Written request: Report every line in the listing below where the string "coordinate" shows up.

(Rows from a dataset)

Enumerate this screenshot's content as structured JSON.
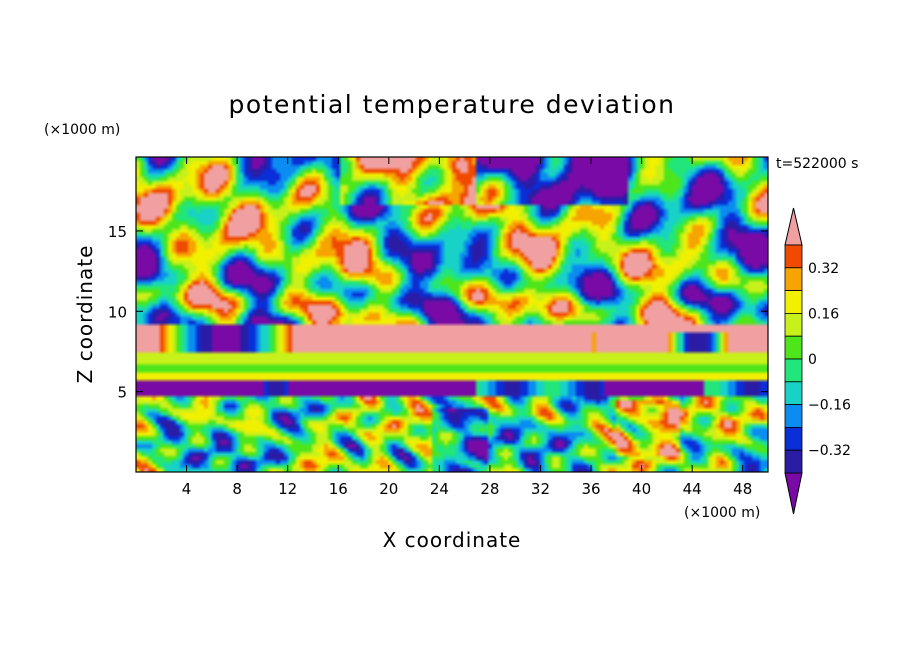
{
  "chart_data": {
    "type": "heatmap",
    "title": "potential temperature deviation",
    "xlabel": "X coordinate",
    "ylabel": "Z coordinate",
    "x_unit": "(×1000 m)",
    "y_unit": "(×1000 m)",
    "time_label": "t=522000 s",
    "xlim": [
      0,
      50
    ],
    "ylim": [
      0,
      19.6
    ],
    "x_ticks": [
      4,
      8,
      12,
      16,
      20,
      24,
      28,
      32,
      36,
      40,
      44,
      48
    ],
    "y_ticks": [
      5,
      10,
      15
    ],
    "colorbar": {
      "levels": [
        -0.4,
        -0.32,
        -0.24,
        -0.16,
        -0.08,
        0,
        0.08,
        0.16,
        0.24,
        0.32,
        0.4
      ],
      "labels": [
        {
          "value": 0.32,
          "text": "0.32"
        },
        {
          "value": 0.16,
          "text": "0.16"
        },
        {
          "value": 0,
          "text": "0"
        },
        {
          "value": -0.16,
          "text": "−0.16"
        },
        {
          "value": -0.32,
          "text": "−0.32"
        }
      ],
      "colors": [
        "#7a0aa6",
        "#2b1ca6",
        "#0a2ed8",
        "#0a8cf0",
        "#18d2c8",
        "#22e67a",
        "#4ee61a",
        "#c8f01a",
        "#f0f000",
        "#f7a300",
        "#f04a00",
        "#f0a0a0"
      ],
      "extend": "both"
    }
  }
}
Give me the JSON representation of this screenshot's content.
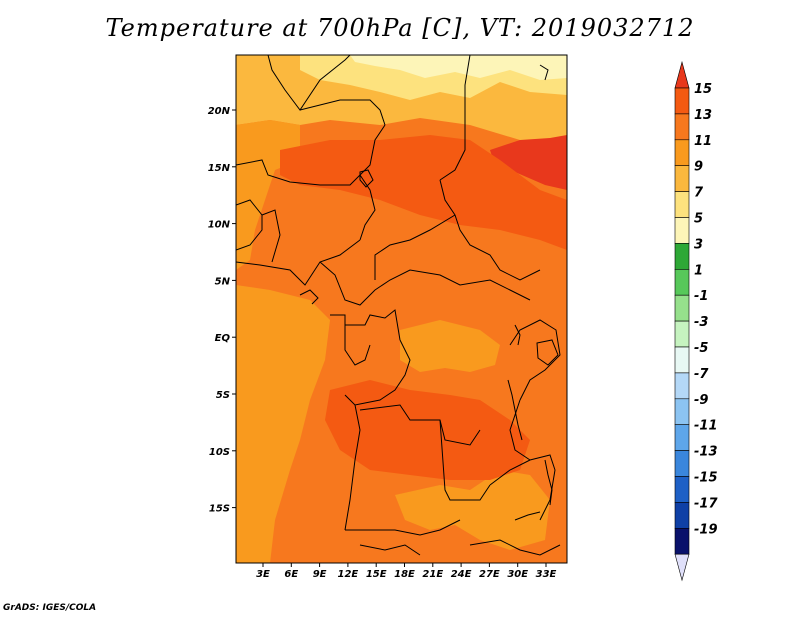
{
  "title": "Temperature at 700hPa [C], VT: 2019032712",
  "credit": "GrADS: IGES/COLA",
  "lat_labels": [
    "20N",
    "15N",
    "10N",
    "5N",
    "EQ",
    "5S",
    "10S",
    "15S"
  ],
  "lon_labels": [
    "3E",
    "6E",
    "9E",
    "12E",
    "15E",
    "18E",
    "21E",
    "24E",
    "27E",
    "30E",
    "33E"
  ],
  "colorbar": {
    "levels": [
      "15",
      "13",
      "11",
      "9",
      "7",
      "5",
      "3",
      "1",
      "-1",
      "-3",
      "-5",
      "-7",
      "-9",
      "-11",
      "-13",
      "-15",
      "-17",
      "-19"
    ],
    "colors": [
      "#e8381c",
      "#f45a12",
      "#f7781e",
      "#f99a1e",
      "#fbb83e",
      "#fde27e",
      "#fdf5b8",
      "#2ea836",
      "#57c85a",
      "#96e08c",
      "#c6f3c0",
      "#e8f8f4",
      "#b4d8f7",
      "#8cc4f2",
      "#5ea6ea",
      "#3a86dc",
      "#1e60c6",
      "#0f40a6",
      "#09116b",
      "#e0e0fa"
    ],
    "top_arrow_color": "#e8381c",
    "bottom_arrow_color": "#e0e0fa"
  },
  "map_colors": {
    "base": "#f7781e",
    "warm": "#f45a12",
    "hot": "#e8381c",
    "mild": "#f99a1e",
    "cool": "#fbb83e",
    "pale": "#fde27e",
    "palest": "#fdf5b8"
  }
}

Response to the task:
    "xlabel": "X coordinate",
    "ylabel": "Z coordinate",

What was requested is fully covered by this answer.